__YOUR GOAL__: Could you transcribe every record below exactly as written, leaving out any pictures?
# start of INPUT FOR THIS TASK
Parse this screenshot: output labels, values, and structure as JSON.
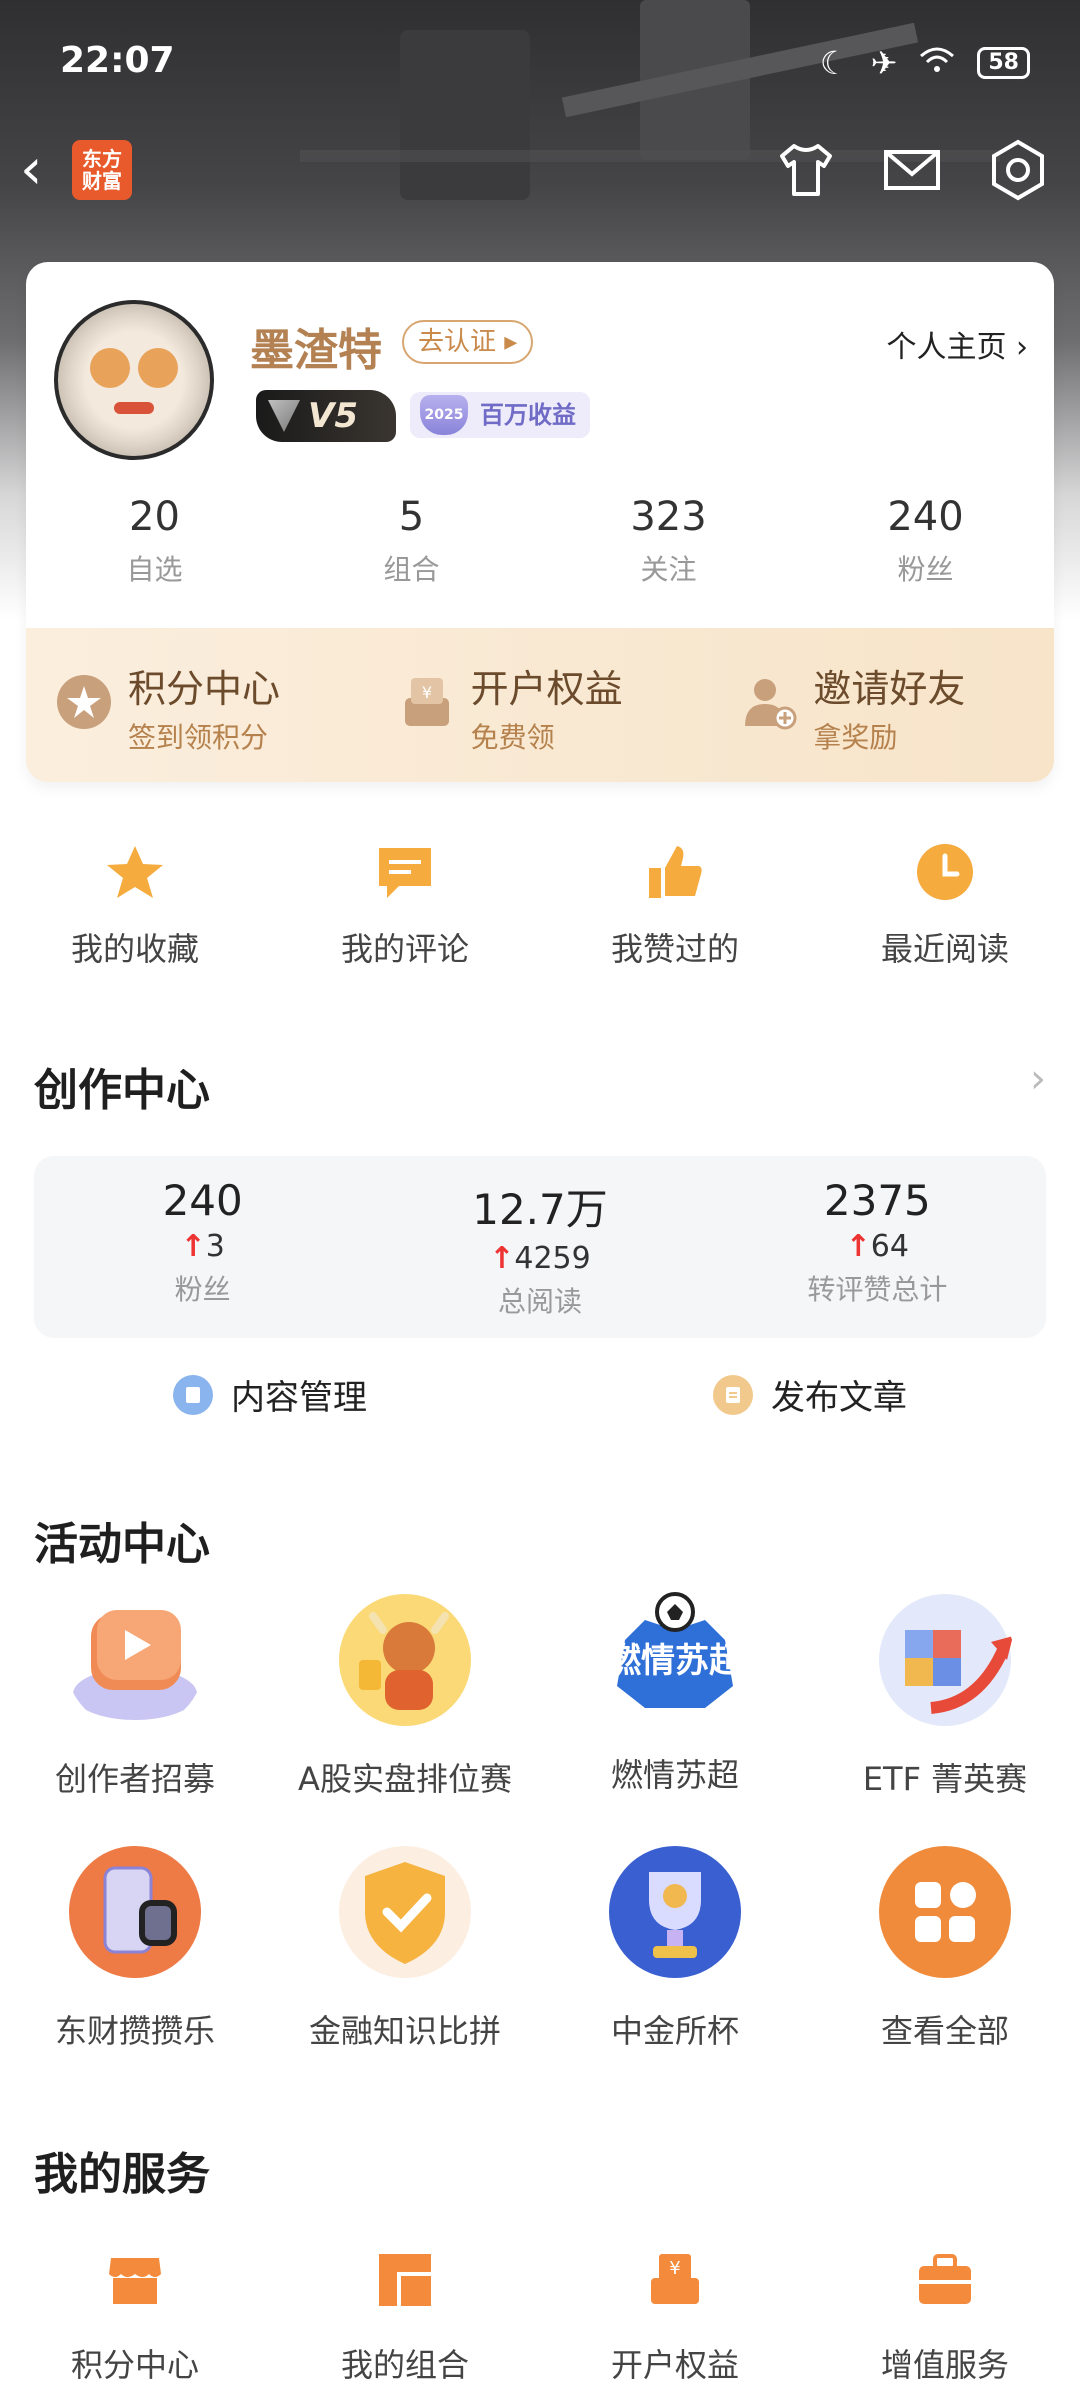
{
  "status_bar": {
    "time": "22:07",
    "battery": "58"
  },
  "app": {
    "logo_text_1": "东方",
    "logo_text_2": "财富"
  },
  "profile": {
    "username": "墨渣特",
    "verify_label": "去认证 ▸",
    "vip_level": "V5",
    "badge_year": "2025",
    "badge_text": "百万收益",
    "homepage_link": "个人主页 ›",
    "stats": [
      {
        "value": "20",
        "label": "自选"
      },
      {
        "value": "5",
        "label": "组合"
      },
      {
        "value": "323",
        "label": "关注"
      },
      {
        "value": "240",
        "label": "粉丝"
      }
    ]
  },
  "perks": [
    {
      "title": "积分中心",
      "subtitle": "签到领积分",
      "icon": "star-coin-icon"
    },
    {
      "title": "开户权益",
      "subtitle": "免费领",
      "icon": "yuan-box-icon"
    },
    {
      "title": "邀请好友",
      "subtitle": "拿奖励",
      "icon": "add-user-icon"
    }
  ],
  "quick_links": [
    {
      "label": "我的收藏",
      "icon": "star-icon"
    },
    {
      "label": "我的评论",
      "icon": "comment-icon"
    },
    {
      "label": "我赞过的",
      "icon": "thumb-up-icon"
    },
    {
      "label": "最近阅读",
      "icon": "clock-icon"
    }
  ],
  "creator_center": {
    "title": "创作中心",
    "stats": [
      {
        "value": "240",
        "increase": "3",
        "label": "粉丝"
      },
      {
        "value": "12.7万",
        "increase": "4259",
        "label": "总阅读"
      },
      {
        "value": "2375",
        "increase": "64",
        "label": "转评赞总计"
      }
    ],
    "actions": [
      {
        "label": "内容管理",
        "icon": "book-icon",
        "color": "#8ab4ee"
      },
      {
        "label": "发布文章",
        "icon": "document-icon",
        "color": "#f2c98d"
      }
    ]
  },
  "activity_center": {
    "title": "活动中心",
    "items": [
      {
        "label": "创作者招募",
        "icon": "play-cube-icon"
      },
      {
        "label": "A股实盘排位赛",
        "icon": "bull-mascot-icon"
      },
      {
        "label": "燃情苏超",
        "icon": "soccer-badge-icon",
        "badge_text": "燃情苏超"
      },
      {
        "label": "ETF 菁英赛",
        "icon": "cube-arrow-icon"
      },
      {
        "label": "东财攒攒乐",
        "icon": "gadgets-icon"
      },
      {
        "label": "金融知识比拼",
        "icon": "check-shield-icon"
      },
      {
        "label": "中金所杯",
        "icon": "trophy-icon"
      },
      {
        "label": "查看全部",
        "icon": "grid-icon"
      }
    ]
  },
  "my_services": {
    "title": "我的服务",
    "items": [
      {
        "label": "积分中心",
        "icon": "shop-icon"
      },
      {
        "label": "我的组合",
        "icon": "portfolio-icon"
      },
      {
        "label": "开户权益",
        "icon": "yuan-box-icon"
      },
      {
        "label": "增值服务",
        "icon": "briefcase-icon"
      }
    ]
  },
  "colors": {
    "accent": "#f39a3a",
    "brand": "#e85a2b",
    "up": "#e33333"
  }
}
# end of INPUT FOR THIS TASK
__CORRECT RESPONSE__:
Parse this screenshot: output labels, values, and structure as JSON.
{
  "status_bar": {
    "time": "22:07",
    "battery": "58"
  },
  "app": {
    "logo_text_1": "东方",
    "logo_text_2": "财富"
  },
  "profile": {
    "username": "墨渣特",
    "verify_label": "去认证 ▸",
    "vip_level": "V5",
    "badge_year": "2025",
    "badge_text": "百万收益",
    "homepage_link": "个人主页 ›",
    "stats": [
      {
        "value": "20",
        "label": "自选"
      },
      {
        "value": "5",
        "label": "组合"
      },
      {
        "value": "323",
        "label": "关注"
      },
      {
        "value": "240",
        "label": "粉丝"
      }
    ]
  },
  "perks": [
    {
      "title": "积分中心",
      "subtitle": "签到领积分",
      "icon": "star-coin-icon"
    },
    {
      "title": "开户权益",
      "subtitle": "免费领",
      "icon": "yuan-box-icon"
    },
    {
      "title": "邀请好友",
      "subtitle": "拿奖励",
      "icon": "add-user-icon"
    }
  ],
  "quick_links": [
    {
      "label": "我的收藏",
      "icon": "star-icon"
    },
    {
      "label": "我的评论",
      "icon": "comment-icon"
    },
    {
      "label": "我赞过的",
      "icon": "thumb-up-icon"
    },
    {
      "label": "最近阅读",
      "icon": "clock-icon"
    }
  ],
  "creator_center": {
    "title": "创作中心",
    "stats": [
      {
        "value": "240",
        "increase": "3",
        "label": "粉丝"
      },
      {
        "value": "12.7万",
        "increase": "4259",
        "label": "总阅读"
      },
      {
        "value": "2375",
        "increase": "64",
        "label": "转评赞总计"
      }
    ],
    "actions": [
      {
        "label": "内容管理",
        "icon": "book-icon",
        "color": "#8ab4ee"
      },
      {
        "label": "发布文章",
        "icon": "document-icon",
        "color": "#f2c98d"
      }
    ]
  },
  "activity_center": {
    "title": "活动中心",
    "items": [
      {
        "label": "创作者招募",
        "icon": "play-cube-icon"
      },
      {
        "label": "A股实盘排位赛",
        "icon": "bull-mascot-icon"
      },
      {
        "label": "燃情苏超",
        "icon": "soccer-badge-icon",
        "badge_text": "燃情苏超"
      },
      {
        "label": "ETF 菁英赛",
        "icon": "cube-arrow-icon"
      },
      {
        "label": "东财攒攒乐",
        "icon": "gadgets-icon"
      },
      {
        "label": "金融知识比拼",
        "icon": "check-shield-icon"
      },
      {
        "label": "中金所杯",
        "icon": "trophy-icon"
      },
      {
        "label": "查看全部",
        "icon": "grid-icon"
      }
    ]
  },
  "my_services": {
    "title": "我的服务",
    "items": [
      {
        "label": "积分中心",
        "icon": "shop-icon"
      },
      {
        "label": "我的组合",
        "icon": "portfolio-icon"
      },
      {
        "label": "开户权益",
        "icon": "yuan-box-icon"
      },
      {
        "label": "增值服务",
        "icon": "briefcase-icon"
      }
    ]
  },
  "colors": {
    "accent": "#f39a3a",
    "brand": "#e85a2b",
    "up": "#e33333"
  }
}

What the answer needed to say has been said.